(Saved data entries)
-------------------------
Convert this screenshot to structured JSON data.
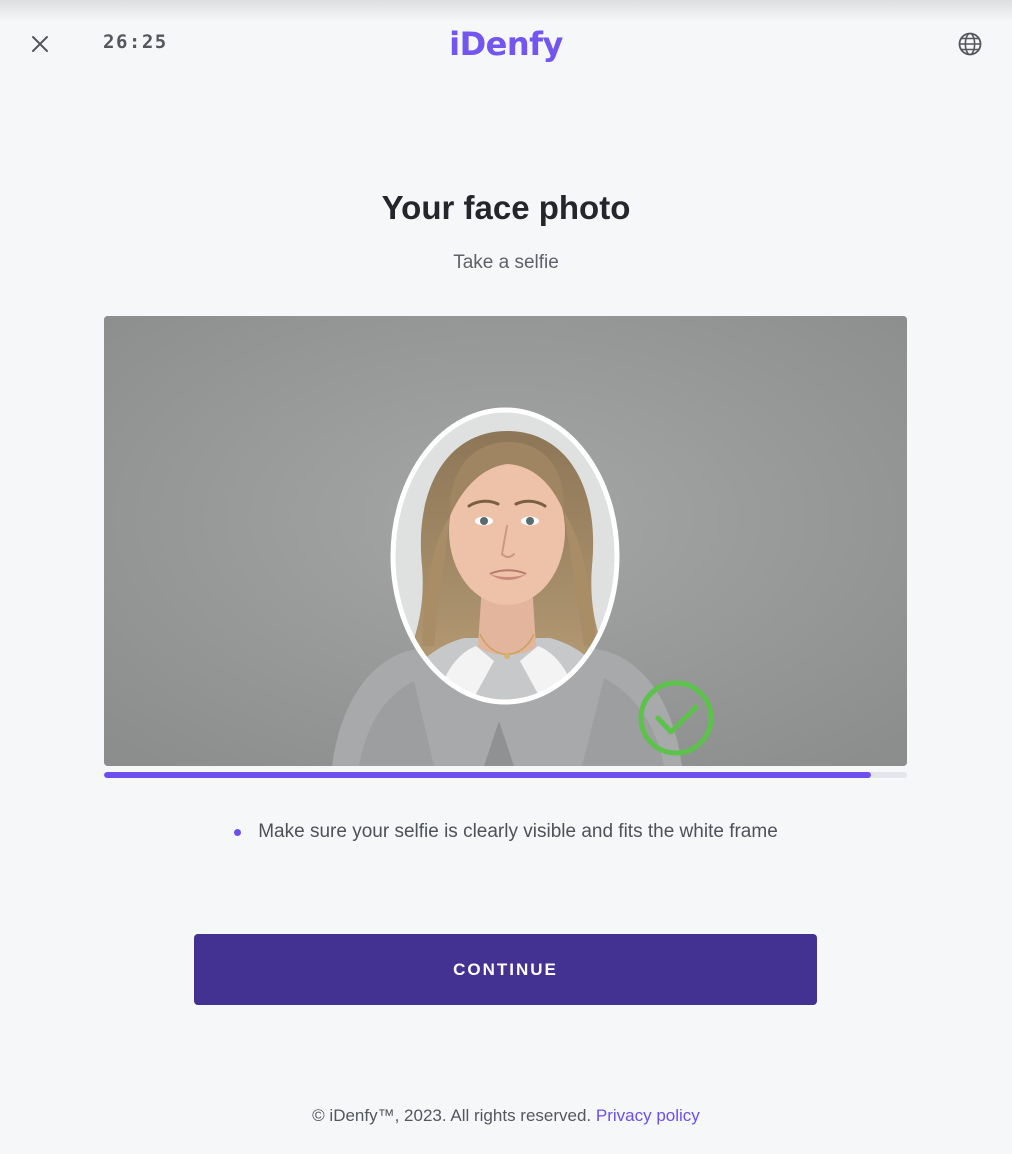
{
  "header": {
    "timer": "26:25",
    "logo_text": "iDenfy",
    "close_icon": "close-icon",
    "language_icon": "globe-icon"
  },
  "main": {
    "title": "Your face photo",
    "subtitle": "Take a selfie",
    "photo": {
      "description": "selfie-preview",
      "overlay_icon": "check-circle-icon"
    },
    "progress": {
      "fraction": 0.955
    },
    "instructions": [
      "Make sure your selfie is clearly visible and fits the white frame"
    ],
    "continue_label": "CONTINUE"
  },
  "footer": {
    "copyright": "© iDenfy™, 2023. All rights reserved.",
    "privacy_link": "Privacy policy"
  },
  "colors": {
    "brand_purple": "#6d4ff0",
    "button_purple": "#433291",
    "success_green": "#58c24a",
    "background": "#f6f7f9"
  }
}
-------------------------
__Instructions for the task__. Among the entries above, how many lines hold the string "iDenfy"? Give the number by itself.

__Reply to the task__. 2